* WHAT IS EXPECTED *
Extract the listing below in full, unchanged.

----- LISTED RECORDS

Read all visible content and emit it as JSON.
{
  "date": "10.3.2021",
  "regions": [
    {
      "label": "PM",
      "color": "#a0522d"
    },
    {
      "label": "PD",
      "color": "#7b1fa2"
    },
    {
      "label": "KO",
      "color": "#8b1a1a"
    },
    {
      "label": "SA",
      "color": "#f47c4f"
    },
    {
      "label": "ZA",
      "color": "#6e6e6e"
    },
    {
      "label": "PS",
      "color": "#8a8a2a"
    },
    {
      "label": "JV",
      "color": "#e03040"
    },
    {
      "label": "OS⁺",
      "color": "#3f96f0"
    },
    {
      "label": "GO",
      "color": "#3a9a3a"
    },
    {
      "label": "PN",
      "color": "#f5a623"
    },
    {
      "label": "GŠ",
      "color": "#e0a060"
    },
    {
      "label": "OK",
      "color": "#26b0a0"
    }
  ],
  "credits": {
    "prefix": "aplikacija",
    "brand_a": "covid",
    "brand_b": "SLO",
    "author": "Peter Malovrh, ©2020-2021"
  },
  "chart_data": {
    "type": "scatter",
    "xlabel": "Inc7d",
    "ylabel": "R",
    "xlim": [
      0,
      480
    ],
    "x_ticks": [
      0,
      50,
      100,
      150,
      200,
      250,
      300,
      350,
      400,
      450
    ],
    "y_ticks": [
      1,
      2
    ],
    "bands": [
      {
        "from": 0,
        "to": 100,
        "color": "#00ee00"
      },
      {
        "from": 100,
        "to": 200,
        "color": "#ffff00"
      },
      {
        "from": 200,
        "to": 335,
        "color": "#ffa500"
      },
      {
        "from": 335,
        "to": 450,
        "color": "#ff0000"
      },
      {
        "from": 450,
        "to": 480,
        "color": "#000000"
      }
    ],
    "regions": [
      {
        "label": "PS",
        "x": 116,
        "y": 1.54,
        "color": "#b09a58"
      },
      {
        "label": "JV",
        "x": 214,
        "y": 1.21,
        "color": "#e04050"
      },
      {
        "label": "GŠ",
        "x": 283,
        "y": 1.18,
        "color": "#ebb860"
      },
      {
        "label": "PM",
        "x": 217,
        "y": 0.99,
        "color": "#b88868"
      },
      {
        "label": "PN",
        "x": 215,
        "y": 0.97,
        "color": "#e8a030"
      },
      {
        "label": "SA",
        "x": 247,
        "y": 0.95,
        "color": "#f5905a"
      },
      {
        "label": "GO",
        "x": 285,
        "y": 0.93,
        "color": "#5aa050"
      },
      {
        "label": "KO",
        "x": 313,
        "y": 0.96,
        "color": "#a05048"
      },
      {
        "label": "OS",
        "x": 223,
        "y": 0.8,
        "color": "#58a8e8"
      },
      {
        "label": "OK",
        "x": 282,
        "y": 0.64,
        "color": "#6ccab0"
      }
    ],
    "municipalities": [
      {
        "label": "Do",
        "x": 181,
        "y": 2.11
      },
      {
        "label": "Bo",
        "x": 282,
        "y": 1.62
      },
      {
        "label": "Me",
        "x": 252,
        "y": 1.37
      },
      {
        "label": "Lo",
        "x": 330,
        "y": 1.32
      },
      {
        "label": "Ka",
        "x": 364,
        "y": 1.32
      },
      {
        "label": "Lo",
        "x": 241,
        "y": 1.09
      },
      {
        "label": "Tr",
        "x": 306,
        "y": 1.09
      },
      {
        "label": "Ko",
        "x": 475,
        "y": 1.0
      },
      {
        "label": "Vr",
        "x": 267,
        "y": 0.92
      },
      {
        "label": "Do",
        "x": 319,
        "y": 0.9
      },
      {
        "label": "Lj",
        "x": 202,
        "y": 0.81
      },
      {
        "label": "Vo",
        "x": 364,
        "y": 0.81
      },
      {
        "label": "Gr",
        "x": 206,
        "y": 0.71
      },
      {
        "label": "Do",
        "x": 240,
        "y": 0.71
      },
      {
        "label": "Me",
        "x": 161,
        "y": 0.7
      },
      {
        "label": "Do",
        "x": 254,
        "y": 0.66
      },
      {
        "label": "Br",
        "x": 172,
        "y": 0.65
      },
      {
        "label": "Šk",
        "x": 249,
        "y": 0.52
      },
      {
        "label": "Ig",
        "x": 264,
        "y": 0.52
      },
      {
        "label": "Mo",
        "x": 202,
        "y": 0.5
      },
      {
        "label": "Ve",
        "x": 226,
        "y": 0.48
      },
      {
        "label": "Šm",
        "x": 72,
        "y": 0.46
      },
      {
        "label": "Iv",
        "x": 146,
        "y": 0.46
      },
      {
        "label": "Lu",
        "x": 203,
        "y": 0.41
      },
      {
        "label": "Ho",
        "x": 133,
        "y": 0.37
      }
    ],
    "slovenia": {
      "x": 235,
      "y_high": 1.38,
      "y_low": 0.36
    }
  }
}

----------

* COMPLETE ANSWER *
Read all visible content and emit it as JSON.
{
  "date": "10.3.2021",
  "regions": [
    {
      "label": "PM",
      "color": "#a0522d"
    },
    {
      "label": "PD",
      "color": "#7b1fa2"
    },
    {
      "label": "KO",
      "color": "#8b1a1a"
    },
    {
      "label": "SA",
      "color": "#f47c4f"
    },
    {
      "label": "ZA",
      "color": "#6e6e6e"
    },
    {
      "label": "PS",
      "color": "#8a8a2a"
    },
    {
      "label": "JV",
      "color": "#e03040"
    },
    {
      "label": "OS⁺",
      "color": "#3f96f0"
    },
    {
      "label": "GO",
      "color": "#3a9a3a"
    },
    {
      "label": "PN",
      "color": "#f5a623"
    },
    {
      "label": "GŠ",
      "color": "#e0a060"
    },
    {
      "label": "OK",
      "color": "#26b0a0"
    }
  ],
  "credits": {
    "prefix": "aplikacija",
    "brand_a": "covid",
    "brand_b": "SLO",
    "author": "Peter Malovrh, ©2020-2021"
  },
  "chart_data": {
    "type": "scatter",
    "xlabel": "Inc7d",
    "ylabel": "R",
    "xlim": [
      0,
      480
    ],
    "x_ticks": [
      0,
      50,
      100,
      150,
      200,
      250,
      300,
      350,
      400,
      450
    ],
    "y_ticks": [
      1,
      2
    ],
    "bands": [
      {
        "from": 0,
        "to": 100,
        "color": "#00ee00"
      },
      {
        "from": 100,
        "to": 200,
        "color": "#ffff00"
      },
      {
        "from": 200,
        "to": 335,
        "color": "#ffa500"
      },
      {
        "from": 335,
        "to": 450,
        "color": "#ff0000"
      },
      {
        "from": 450,
        "to": 480,
        "color": "#000000"
      }
    ],
    "regions": [
      {
        "label": "PS",
        "x": 116,
        "y": 1.54,
        "color": "#b09a58"
      },
      {
        "label": "JV",
        "x": 214,
        "y": 1.21,
        "color": "#e04050"
      },
      {
        "label": "GŠ",
        "x": 283,
        "y": 1.18,
        "color": "#ebb860"
      },
      {
        "label": "PM",
        "x": 217,
        "y": 0.99,
        "color": "#b88868"
      },
      {
        "label": "PN",
        "x": 215,
        "y": 0.97,
        "color": "#e8a030"
      },
      {
        "label": "SA",
        "x": 247,
        "y": 0.95,
        "color": "#f5905a"
      },
      {
        "label": "GO",
        "x": 285,
        "y": 0.93,
        "color": "#5aa050"
      },
      {
        "label": "KO",
        "x": 313,
        "y": 0.96,
        "color": "#a05048"
      },
      {
        "label": "OS",
        "x": 223,
        "y": 0.8,
        "color": "#58a8e8"
      },
      {
        "label": "OK",
        "x": 282,
        "y": 0.64,
        "color": "#6ccab0"
      }
    ],
    "municipalities": [
      {
        "label": "Do",
        "x": 181,
        "y": 2.11
      },
      {
        "label": "Bo",
        "x": 282,
        "y": 1.62
      },
      {
        "label": "Me",
        "x": 252,
        "y": 1.37
      },
      {
        "label": "Lo",
        "x": 330,
        "y": 1.32
      },
      {
        "label": "Ka",
        "x": 364,
        "y": 1.32
      },
      {
        "label": "Lo",
        "x": 241,
        "y": 1.09
      },
      {
        "label": "Tr",
        "x": 306,
        "y": 1.09
      },
      {
        "label": "Ko",
        "x": 475,
        "y": 1.0
      },
      {
        "label": "Vr",
        "x": 267,
        "y": 0.92
      },
      {
        "label": "Do",
        "x": 319,
        "y": 0.9
      },
      {
        "label": "Lj",
        "x": 202,
        "y": 0.81
      },
      {
        "label": "Vo",
        "x": 364,
        "y": 0.81
      },
      {
        "label": "Gr",
        "x": 206,
        "y": 0.71
      },
      {
        "label": "Do",
        "x": 240,
        "y": 0.71
      },
      {
        "label": "Me",
        "x": 161,
        "y": 0.7
      },
      {
        "label": "Do",
        "x": 254,
        "y": 0.66
      },
      {
        "label": "Br",
        "x": 172,
        "y": 0.65
      },
      {
        "label": "Šk",
        "x": 249,
        "y": 0.52
      },
      {
        "label": "Ig",
        "x": 264,
        "y": 0.52
      },
      {
        "label": "Mo",
        "x": 202,
        "y": 0.5
      },
      {
        "label": "Ve",
        "x": 226,
        "y": 0.48
      },
      {
        "label": "Šm",
        "x": 72,
        "y": 0.46
      },
      {
        "label": "Iv",
        "x": 146,
        "y": 0.46
      },
      {
        "label": "Lu",
        "x": 203,
        "y": 0.41
      },
      {
        "label": "Ho",
        "x": 133,
        "y": 0.37
      }
    ],
    "slovenia": {
      "x": 235,
      "y_high": 1.38,
      "y_low": 0.36
    }
  }
}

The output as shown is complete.